## Challenge
Your answer must consist solely of the number of lines that contain the word "Campbell".

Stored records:
----------------

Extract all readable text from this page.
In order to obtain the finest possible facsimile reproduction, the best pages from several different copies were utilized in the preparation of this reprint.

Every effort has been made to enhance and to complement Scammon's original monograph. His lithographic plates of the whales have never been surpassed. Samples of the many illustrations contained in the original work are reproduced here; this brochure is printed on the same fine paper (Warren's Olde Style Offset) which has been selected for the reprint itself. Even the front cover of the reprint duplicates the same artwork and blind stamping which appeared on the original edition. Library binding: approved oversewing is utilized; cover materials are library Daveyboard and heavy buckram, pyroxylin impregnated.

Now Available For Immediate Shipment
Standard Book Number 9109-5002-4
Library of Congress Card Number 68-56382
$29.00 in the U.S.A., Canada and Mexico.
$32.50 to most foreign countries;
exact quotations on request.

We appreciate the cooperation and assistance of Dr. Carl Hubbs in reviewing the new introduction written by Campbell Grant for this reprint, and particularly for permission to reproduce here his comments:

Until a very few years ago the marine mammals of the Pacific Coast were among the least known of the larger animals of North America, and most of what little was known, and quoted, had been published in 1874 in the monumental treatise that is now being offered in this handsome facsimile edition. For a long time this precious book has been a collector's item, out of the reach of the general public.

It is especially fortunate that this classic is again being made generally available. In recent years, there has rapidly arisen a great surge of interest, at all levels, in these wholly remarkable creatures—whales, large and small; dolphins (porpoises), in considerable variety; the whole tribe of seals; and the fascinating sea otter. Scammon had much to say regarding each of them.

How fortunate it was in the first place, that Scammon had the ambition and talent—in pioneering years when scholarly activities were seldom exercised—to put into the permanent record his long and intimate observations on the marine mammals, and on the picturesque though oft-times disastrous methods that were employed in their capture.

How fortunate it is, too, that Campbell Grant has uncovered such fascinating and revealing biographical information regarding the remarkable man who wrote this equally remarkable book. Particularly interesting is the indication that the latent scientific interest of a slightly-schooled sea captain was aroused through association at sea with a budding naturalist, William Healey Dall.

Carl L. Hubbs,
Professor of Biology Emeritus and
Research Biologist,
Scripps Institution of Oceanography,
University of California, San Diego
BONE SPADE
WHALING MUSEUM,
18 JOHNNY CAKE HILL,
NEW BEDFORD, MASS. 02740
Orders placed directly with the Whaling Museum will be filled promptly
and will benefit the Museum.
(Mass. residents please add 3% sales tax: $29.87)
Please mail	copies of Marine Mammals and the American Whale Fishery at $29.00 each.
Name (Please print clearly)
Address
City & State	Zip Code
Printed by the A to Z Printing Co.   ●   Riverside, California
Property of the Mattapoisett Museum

----------------

## Response to this task
2